- The problem: In the entries below, find the lines that contain the word "make" and copy them.

- Record set:
========

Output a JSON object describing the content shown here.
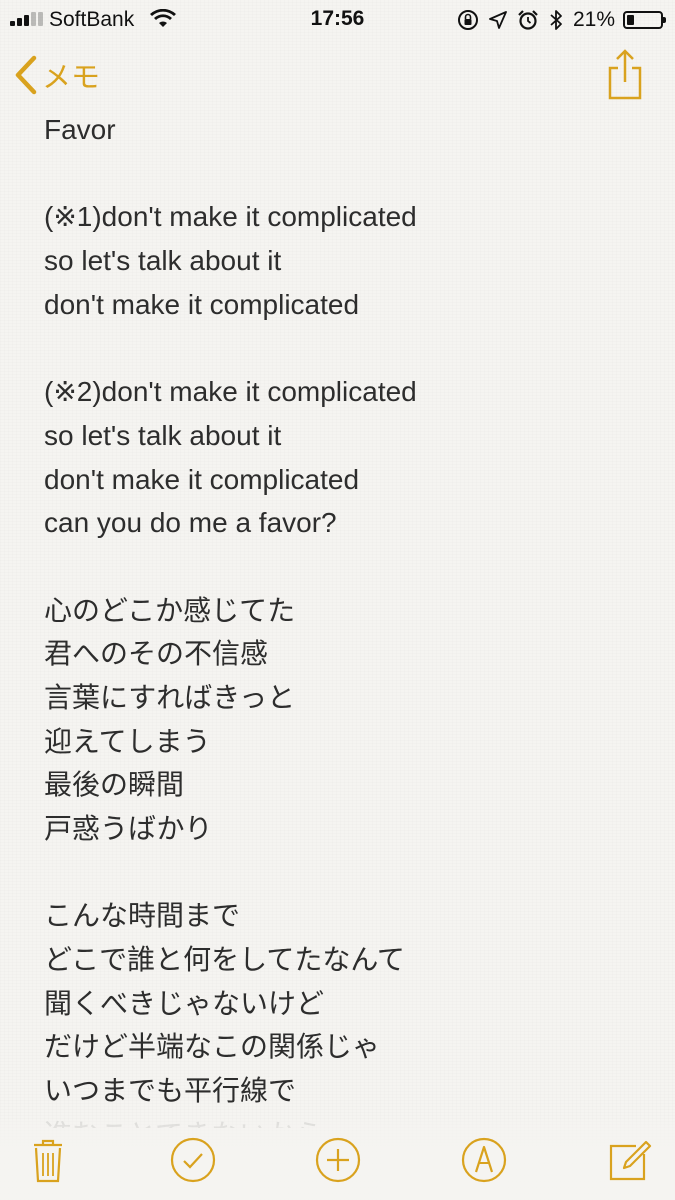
{
  "status_bar": {
    "carrier": "SoftBank",
    "time": "17:56",
    "battery_percent": "21%",
    "battery_level": 0.21,
    "icons": [
      "signal-icon",
      "wifi-icon",
      "rotation-lock-icon",
      "location-icon",
      "alarm-icon",
      "bluetooth-icon",
      "battery-icon"
    ]
  },
  "nav": {
    "back_label": "メモ",
    "share_icon": "share-icon"
  },
  "note": {
    "lines": [
      "Favor",
      "",
      "(※1)don't make it complicated",
      "so let's talk about it",
      "don't make it complicated",
      "",
      "(※2)don't make it complicated",
      "so let's talk about it",
      "don't make it complicated",
      "can you do me a favor?",
      "",
      "心のどこか感じてた",
      "君へのその不信感",
      "言葉にすればきっと",
      "迎えてしまう",
      "最後の瞬間",
      "戸惑うばかり",
      "",
      "こんな時間まで",
      "どこで誰と何をしてたなんて",
      "聞くべきじゃないけど",
      "だけど半端なこの関係じゃ",
      "いつまでも平行線で",
      "進むことできないから"
    ]
  },
  "toolbar": {
    "icons": [
      "trash-icon",
      "checklist-icon",
      "add-icon",
      "markup-icon",
      "compose-icon"
    ]
  },
  "colors": {
    "accent": "#d9a21e",
    "text": "#2d2d2d",
    "background": "#f5f4f1"
  }
}
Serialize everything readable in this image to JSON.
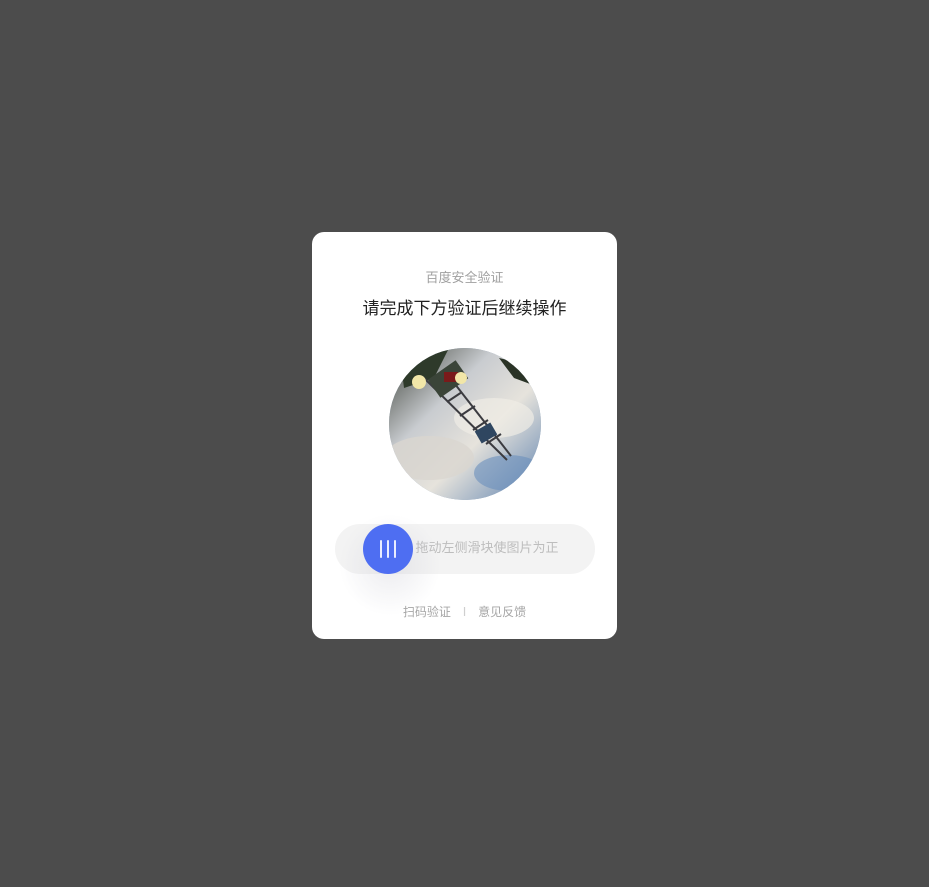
{
  "dialog": {
    "brand": "百度安全验证",
    "headline": "请完成下方验证后继续操作"
  },
  "captcha": {
    "image_icon": "rotated-photo",
    "slider_hint": "拖动左侧滑块使图片为正",
    "knob_icon": "drag-handle-icon",
    "accent_color": "#4e6ef2"
  },
  "footer": {
    "scan_label": "扫码验证",
    "separator": "I",
    "feedback_label": "意见反馈"
  }
}
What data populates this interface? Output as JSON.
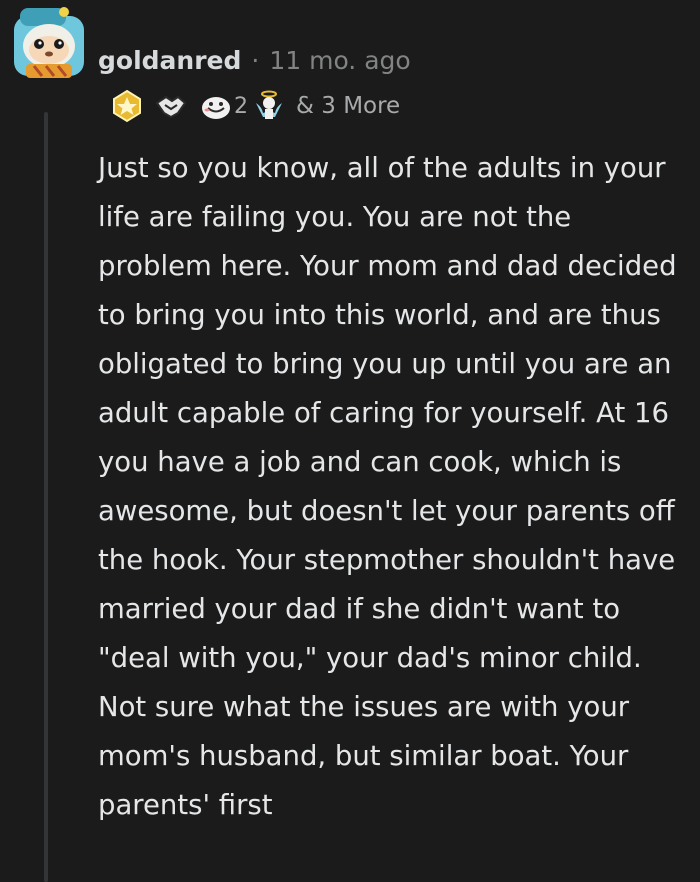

========

- Exercise solution:
      "(※1)don't make it complicated",
      "don't make it complicated",
      "(※2)don't make it complicated",
      "don't make it complicated",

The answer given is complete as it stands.